Entries with figure data
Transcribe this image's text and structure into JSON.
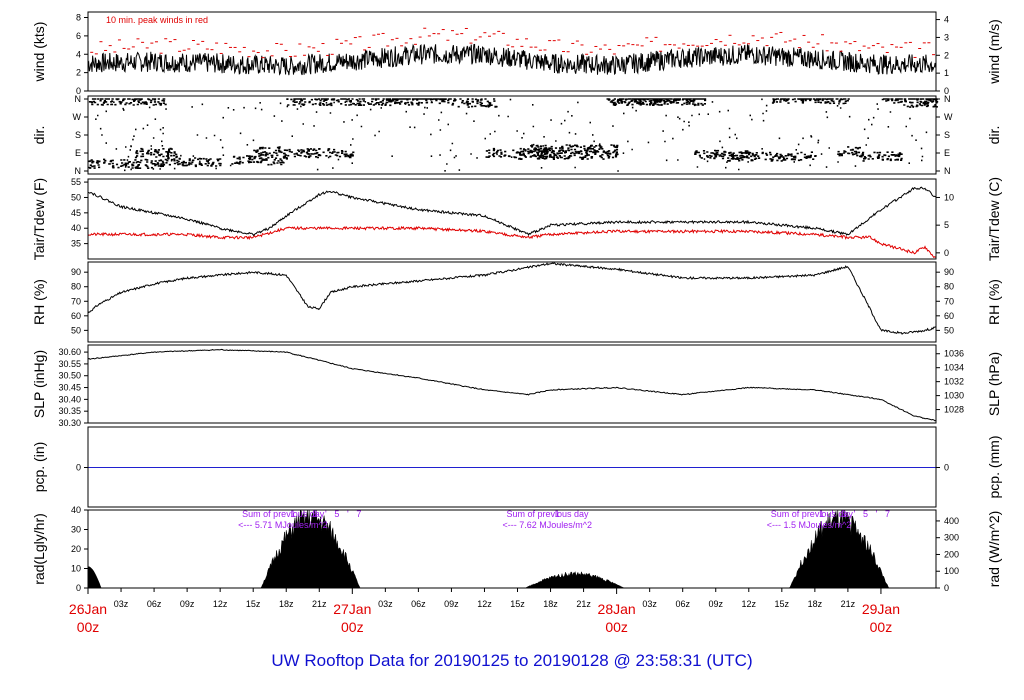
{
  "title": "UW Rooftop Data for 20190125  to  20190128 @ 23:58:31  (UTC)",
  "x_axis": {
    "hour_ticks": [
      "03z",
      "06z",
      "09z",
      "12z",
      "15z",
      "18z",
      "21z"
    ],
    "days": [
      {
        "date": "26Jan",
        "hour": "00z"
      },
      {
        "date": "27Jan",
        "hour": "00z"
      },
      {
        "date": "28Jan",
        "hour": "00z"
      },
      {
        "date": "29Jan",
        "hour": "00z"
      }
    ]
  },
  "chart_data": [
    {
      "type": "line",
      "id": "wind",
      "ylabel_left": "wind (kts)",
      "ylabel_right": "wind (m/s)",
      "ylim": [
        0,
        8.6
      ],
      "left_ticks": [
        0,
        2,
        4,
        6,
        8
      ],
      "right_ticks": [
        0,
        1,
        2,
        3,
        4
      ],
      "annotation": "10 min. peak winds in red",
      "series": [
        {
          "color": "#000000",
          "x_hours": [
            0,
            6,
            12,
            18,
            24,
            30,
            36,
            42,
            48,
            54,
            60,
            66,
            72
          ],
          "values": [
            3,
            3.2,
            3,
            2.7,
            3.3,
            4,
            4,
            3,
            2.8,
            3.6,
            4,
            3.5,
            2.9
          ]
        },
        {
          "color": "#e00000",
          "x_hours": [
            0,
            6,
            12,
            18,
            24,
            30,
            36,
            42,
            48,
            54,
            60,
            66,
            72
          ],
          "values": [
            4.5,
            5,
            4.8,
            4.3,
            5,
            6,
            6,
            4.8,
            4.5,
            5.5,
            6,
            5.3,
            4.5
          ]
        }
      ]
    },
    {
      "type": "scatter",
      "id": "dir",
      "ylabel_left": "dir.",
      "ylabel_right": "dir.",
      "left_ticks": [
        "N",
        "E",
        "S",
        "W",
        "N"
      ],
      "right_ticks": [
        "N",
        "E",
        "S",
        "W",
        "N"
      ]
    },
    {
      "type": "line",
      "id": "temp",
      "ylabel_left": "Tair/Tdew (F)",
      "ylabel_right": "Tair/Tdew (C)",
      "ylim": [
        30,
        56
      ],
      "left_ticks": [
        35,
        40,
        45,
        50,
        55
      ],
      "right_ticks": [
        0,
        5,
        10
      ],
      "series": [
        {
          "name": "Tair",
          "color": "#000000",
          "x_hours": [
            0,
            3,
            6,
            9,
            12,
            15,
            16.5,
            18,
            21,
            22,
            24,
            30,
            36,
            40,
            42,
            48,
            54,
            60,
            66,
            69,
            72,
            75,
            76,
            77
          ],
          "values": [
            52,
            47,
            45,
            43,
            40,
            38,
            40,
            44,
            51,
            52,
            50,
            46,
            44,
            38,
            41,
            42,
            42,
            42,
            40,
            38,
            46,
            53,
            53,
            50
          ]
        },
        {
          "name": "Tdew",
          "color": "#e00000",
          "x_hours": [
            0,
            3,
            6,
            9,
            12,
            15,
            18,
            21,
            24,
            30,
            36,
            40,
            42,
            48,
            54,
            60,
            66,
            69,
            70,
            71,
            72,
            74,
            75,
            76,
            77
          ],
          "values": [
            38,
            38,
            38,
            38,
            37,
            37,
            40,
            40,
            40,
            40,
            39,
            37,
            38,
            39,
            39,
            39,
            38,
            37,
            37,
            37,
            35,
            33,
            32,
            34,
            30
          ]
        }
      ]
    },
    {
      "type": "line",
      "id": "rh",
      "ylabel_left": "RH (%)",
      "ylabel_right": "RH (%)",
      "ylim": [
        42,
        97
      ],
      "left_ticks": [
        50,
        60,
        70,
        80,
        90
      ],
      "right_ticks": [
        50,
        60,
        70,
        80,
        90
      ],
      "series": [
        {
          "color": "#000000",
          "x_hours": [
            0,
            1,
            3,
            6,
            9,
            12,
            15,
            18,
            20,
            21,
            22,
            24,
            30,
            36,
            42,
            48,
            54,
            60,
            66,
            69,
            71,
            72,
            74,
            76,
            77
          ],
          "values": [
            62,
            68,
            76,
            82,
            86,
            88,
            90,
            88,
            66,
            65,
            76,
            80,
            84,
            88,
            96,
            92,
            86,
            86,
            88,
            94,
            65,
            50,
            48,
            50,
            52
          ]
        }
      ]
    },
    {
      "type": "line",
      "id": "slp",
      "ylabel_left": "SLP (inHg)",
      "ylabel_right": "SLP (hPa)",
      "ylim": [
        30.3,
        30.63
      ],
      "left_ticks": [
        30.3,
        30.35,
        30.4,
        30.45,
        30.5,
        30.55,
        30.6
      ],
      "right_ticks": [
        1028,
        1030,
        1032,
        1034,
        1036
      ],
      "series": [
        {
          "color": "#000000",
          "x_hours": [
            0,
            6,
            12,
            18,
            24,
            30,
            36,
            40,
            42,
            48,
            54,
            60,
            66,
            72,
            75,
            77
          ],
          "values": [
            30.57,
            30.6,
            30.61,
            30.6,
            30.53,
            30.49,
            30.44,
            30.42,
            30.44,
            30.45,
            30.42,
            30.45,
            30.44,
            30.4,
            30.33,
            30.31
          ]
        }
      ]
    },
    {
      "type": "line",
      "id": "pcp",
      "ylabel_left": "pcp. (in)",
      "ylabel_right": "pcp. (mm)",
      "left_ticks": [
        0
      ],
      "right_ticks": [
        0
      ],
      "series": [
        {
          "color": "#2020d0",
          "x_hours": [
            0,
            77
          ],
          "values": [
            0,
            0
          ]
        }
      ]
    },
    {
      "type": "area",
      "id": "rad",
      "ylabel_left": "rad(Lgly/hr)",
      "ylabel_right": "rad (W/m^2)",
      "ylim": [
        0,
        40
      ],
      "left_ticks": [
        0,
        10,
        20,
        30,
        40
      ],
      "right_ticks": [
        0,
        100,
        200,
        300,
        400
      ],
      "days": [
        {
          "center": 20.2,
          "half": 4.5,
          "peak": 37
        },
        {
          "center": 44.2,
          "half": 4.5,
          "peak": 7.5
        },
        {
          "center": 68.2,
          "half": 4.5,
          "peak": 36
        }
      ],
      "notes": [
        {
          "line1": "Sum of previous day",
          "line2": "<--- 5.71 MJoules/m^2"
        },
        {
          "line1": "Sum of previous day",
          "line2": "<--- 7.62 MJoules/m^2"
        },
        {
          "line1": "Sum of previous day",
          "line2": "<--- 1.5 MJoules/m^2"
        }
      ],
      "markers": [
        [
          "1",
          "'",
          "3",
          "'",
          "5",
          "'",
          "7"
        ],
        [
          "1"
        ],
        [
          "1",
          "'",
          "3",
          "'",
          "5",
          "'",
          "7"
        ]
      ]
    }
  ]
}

→ **Directions for this task**:
Out of the material above, select every line that holds the string "MJoules".

→ **Task result**:
          "line2": "<--- 5.71 MJoules/m^2"
          "line2": "<--- 7.62 MJoules/m^2"
          "line2": "<--- 1.5 MJoules/m^2"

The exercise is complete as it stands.